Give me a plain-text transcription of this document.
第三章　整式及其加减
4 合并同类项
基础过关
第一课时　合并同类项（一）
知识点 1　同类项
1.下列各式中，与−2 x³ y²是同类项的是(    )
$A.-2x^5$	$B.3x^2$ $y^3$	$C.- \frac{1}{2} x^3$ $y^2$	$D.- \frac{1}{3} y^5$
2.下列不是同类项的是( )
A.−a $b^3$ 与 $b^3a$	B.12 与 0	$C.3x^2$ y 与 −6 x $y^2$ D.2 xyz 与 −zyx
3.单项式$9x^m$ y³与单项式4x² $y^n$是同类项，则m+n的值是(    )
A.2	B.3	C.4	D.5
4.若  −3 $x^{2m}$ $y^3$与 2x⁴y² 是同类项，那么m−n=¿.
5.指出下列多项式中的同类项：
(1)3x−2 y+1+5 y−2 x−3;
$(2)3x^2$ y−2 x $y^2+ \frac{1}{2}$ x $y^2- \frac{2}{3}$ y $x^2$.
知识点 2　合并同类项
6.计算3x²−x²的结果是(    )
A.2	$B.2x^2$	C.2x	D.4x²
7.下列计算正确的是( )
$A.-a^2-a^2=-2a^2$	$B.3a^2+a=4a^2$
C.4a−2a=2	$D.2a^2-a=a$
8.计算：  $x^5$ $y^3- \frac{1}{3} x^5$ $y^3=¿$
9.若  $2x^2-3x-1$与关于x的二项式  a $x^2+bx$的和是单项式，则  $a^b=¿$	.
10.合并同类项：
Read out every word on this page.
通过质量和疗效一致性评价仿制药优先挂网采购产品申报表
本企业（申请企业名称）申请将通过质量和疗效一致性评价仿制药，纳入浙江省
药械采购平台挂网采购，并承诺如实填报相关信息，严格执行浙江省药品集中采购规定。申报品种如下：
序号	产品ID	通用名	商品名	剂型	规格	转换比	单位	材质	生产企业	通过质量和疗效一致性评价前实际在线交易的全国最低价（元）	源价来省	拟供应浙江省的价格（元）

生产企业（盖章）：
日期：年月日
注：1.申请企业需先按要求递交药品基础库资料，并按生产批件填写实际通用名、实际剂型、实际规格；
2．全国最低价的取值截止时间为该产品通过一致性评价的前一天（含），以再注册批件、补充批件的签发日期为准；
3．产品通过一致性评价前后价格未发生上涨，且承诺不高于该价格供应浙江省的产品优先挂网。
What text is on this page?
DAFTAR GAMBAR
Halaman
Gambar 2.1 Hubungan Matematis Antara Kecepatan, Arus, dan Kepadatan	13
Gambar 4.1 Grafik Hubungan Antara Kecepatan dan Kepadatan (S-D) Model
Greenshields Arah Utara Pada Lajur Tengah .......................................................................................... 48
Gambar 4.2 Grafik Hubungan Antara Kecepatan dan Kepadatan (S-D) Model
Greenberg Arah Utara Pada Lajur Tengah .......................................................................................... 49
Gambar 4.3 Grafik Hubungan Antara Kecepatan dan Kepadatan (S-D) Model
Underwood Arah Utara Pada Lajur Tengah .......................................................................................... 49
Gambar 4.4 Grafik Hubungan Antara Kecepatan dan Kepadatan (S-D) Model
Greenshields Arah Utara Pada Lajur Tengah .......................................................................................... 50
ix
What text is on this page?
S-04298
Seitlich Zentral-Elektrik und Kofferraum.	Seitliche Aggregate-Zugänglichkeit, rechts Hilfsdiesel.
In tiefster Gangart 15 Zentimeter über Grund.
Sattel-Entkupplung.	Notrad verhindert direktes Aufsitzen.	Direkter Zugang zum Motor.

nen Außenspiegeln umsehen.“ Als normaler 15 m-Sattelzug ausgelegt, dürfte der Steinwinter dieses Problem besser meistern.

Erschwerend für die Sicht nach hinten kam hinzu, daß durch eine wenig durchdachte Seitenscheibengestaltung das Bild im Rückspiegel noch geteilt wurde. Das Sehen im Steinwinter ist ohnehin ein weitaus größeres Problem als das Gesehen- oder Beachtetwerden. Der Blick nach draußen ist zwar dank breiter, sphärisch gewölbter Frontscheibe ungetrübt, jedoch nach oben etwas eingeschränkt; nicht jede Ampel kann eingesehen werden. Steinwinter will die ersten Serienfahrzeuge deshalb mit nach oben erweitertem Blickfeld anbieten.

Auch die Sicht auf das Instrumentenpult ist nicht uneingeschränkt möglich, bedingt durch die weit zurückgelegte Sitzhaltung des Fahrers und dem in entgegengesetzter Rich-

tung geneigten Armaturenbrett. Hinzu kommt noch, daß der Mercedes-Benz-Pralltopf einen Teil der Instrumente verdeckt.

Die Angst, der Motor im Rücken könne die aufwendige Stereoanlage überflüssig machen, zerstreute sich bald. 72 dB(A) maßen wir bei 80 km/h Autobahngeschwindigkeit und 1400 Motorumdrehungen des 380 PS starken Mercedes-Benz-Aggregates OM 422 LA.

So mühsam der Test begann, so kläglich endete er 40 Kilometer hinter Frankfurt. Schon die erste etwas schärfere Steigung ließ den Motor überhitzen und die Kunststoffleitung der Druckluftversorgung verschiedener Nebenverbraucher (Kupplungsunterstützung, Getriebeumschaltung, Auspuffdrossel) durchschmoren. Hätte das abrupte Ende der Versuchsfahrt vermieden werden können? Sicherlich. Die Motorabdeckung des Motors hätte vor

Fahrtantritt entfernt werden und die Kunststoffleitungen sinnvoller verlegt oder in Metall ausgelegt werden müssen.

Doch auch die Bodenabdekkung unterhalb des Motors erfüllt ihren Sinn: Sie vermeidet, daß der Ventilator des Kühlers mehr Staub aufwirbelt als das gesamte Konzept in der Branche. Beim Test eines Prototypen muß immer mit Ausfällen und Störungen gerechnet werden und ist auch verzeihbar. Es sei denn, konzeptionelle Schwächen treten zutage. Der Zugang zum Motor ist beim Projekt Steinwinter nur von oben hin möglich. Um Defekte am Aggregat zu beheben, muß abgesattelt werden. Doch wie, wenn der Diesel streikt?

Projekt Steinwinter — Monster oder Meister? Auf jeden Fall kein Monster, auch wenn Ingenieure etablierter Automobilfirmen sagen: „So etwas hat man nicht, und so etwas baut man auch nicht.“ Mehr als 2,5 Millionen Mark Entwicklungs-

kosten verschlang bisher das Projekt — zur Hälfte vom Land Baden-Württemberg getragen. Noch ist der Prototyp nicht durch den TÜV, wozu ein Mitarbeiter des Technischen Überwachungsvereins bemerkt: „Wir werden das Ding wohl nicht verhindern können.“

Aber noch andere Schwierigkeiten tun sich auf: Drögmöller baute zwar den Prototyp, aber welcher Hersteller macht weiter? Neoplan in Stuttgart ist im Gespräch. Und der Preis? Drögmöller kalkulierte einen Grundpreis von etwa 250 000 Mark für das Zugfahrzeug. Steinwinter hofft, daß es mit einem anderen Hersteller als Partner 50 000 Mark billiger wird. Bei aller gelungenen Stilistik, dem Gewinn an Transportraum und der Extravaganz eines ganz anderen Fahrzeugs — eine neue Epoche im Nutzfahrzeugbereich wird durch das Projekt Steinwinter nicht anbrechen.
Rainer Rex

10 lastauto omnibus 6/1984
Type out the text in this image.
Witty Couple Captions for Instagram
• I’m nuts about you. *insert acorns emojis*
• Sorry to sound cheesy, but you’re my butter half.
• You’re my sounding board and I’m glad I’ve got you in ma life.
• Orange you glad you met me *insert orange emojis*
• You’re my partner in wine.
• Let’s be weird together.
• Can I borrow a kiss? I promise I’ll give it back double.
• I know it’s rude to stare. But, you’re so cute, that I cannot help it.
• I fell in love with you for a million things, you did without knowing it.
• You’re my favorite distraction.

☆ ☆ ☆ ☆ ☆

-- Instructions to follow --
Word for word, extract all the records.

-- Answer in full --
Give me a plain-text transcription of this document.
第三章　整式及其加减
4 合并同类项
基础过关
第一课时　合并同类项（一）
知识点 1　同类项
1.下列各式中，与−2 x³ y²是同类项的是(    )
$A.-2x^5$	$B.3x^2$ $y^3$	$C.- \frac{1}{2} x^3$ $y^2$	$D.- \frac{1}{3} y^5$
2.下列不是同类项的是( )
A.−a $b^3$ 与 $b^3a$	B.12 与 0	$C.3x^2$ y 与 −6 x $y^2$ D.2 xyz 与 −zyx
3.单项式$9x^m$ y³与单项式4x² $y^n$是同类项，则m+n的值是(    )
A.2	B.3	C.4	D.5
4.若  −3 $x^{2m}$ $y^3$与 2x⁴y² 是同类项，那么m−n=¿.
5.指出下列多项式中的同类项：
(1)3x−2 y+1+5 y−2 x−3;
$(2)3x^2$ y−2 x $y^2+ \frac{1}{2}$ x $y^2- \frac{2}{3}$ y $x^2$.
知识点 2　合并同类项
6.计算3x²−x²的结果是(    )
A.2	$B.2x^2$	C.2x	D.4x²
7.下列计算正确的是( )
$A.-a^2-a^2=-2a^2$	$B.3a^2+a=4a^2$
C.4a−2a=2	$D.2a^2-a=a$
8.计算：  $x^5$ $y^3- \frac{1}{3} x^5$ $y^3=¿$
9.若  $2x^2-3x-1$与关于x的二项式  a $x^2+bx$的和是单项式，则  $a^b=¿$	.
10.合并同类项：
Read out every word on this page.
通过质量和疗效一致性评价仿制药优先挂网采购产品申报表
本企业（申请企业名称）申请将通过质量和疗效一致性评价仿制药，纳入浙江省
药械采购平台挂网采购，并承诺如实填报相关信息，严格执行浙江省药品集中采购规定。申报品种如下：
序号	产品ID	通用名	商品名	剂型	规格	转换比	单位	材质	生产企业	通过质量和疗效一致性评价前实际在线交易的全国最低价（元）	源价来省	拟供应浙江省的价格（元）

生产企业（盖章）：
日期：年月日
注：1.申请企业需先按要求递交药品基础库资料，并按生产批件填写实际通用名、实际剂型、实际规格；
2．全国最低价的取值截止时间为该产品通过一致性评价的前一天（含），以再注册批件、补充批件的签发日期为准；
3．产品通过一致性评价前后价格未发生上涨，且承诺不高于该价格供应浙江省的产品优先挂网。
What text is on this page?
DAFTAR GAMBAR
Halaman
Gambar 2.1 Hubungan Matematis Antara Kecepatan, Arus, dan Kepadatan	13
Gambar 4.1 Grafik Hubungan Antara Kecepatan dan Kepadatan (S-D) Model
Greenshields Arah Utara Pada Lajur Tengah .......................................................................................... 48
Gambar 4.2 Grafik Hubungan Antara Kecepatan dan Kepadatan (S-D) Model
Greenberg Arah Utara Pada Lajur Tengah .......................................................................................... 49
Gambar 4.3 Grafik Hubungan Antara Kecepatan dan Kepadatan (S-D) Model
Underwood Arah Utara Pada Lajur Tengah .......................................................................................... 49
Gambar 4.4 Grafik Hubungan Antara Kecepatan dan Kepadatan (S-D) Model
Greenshields Arah Utara Pada Lajur Tengah .......................................................................................... 50
ix
What text is on this page?
S-04298
Seitlich Zentral-Elektrik und Kofferraum.	Seitliche Aggregate-Zugänglichkeit, rechts Hilfsdiesel.
In tiefster Gangart 15 Zentimeter über Grund.
Sattel-Entkupplung.	Notrad verhindert direktes Aufsitzen.	Direkter Zugang zum Motor.

nen Außenspiegeln umsehen.“ Als normaler 15 m-Sattelzug ausgelegt, dürfte der Steinwinter dieses Problem besser meistern.

Erschwerend für die Sicht nach hinten kam hinzu, daß durch eine wenig durchdachte Seitenscheibengestaltung das Bild im Rückspiegel noch geteilt wurde. Das Sehen im Steinwinter ist ohnehin ein weitaus größeres Problem als das Gesehen- oder Beachtetwerden. Der Blick nach draußen ist zwar dank breiter, sphärisch gewölbter Frontscheibe ungetrübt, jedoch nach oben etwas eingeschränkt; nicht jede Ampel kann eingesehen werden. Steinwinter will die ersten Serienfahrzeuge deshalb mit nach oben erweitertem Blickfeld anbieten.

Auch die Sicht auf das Instrumentenpult ist nicht uneingeschränkt möglich, bedingt durch die weit zurückgelegte Sitzhaltung des Fahrers und dem in entgegengesetzter Rich-

tung geneigten Armaturenbrett. Hinzu kommt noch, daß der Mercedes-Benz-Pralltopf einen Teil der Instrumente verdeckt.

Die Angst, der Motor im Rücken könne die aufwendige Stereoanlage überflüssig machen, zerstreute sich bald. 72 dB(A) maßen wir bei 80 km/h Autobahngeschwindigkeit und 1400 Motorumdrehungen des 380 PS starken Mercedes-Benz-Aggregates OM 422 LA.

So mühsam der Test begann, so kläglich endete er 40 Kilometer hinter Frankfurt. Schon die erste etwas schärfere Steigung ließ den Motor überhitzen und die Kunststoffleitung der Druckluftversorgung verschiedener Nebenverbraucher (Kupplungsunterstützung, Getriebeumschaltung, Auspuffdrossel) durchschmoren. Hätte das abrupte Ende der Versuchsfahrt vermieden werden können? Sicherlich. Die Motorabdeckung des Motors hätte vor

Fahrtantritt entfernt werden und die Kunststoffleitungen sinnvoller verlegt oder in Metall ausgelegt werden müssen.

Doch auch die Bodenabdekkung unterhalb des Motors erfüllt ihren Sinn: Sie vermeidet, daß der Ventilator des Kühlers mehr Staub aufwirbelt als das gesamte Konzept in der Branche. Beim Test eines Prototypen muß immer mit Ausfällen und Störungen gerechnet werden und ist auch verzeihbar. Es sei denn, konzeptionelle Schwächen treten zutage. Der Zugang zum Motor ist beim Projekt Steinwinter nur von oben hin möglich. Um Defekte am Aggregat zu beheben, muß abgesattelt werden. Doch wie, wenn der Diesel streikt?

Projekt Steinwinter — Monster oder Meister? Auf jeden Fall kein Monster, auch wenn Ingenieure etablierter Automobilfirmen sagen: „So etwas hat man nicht, und so etwas baut man auch nicht.“ Mehr als 2,5 Millionen Mark Entwicklungs-

kosten verschlang bisher das Projekt — zur Hälfte vom Land Baden-Württemberg getragen. Noch ist der Prototyp nicht durch den TÜV, wozu ein Mitarbeiter des Technischen Überwachungsvereins bemerkt: „Wir werden das Ding wohl nicht verhindern können.“

Aber noch andere Schwierigkeiten tun sich auf: Drögmöller baute zwar den Prototyp, aber welcher Hersteller macht weiter? Neoplan in Stuttgart ist im Gespräch. Und der Preis? Drögmöller kalkulierte einen Grundpreis von etwa 250 000 Mark für das Zugfahrzeug. Steinwinter hofft, daß es mit einem anderen Hersteller als Partner 50 000 Mark billiger wird. Bei aller gelungenen Stilistik, dem Gewinn an Transportraum und der Extravaganz eines ganz anderen Fahrzeugs — eine neue Epoche im Nutzfahrzeugbereich wird durch das Projekt Steinwinter nicht anbrechen.
Rainer Rex

10 lastauto omnibus 6/1984
Type out the text in this image.
Witty Couple Captions for Instagram
• I’m nuts about you. *insert acorns emojis*
• Sorry to sound cheesy, but you’re my butter half.
• You’re my sounding board and I’m glad I’ve got you in ma life.
• Orange you glad you met me *insert orange emojis*
• You’re my partner in wine.
• Let’s be weird together.
• Can I borrow a kiss? I promise I’ll give it back double.
• I know it’s rude to stare. But, you’re so cute, that I cannot help it.
• I fell in love with you for a million things, you did without knowing it.
• You’re my favorite distraction.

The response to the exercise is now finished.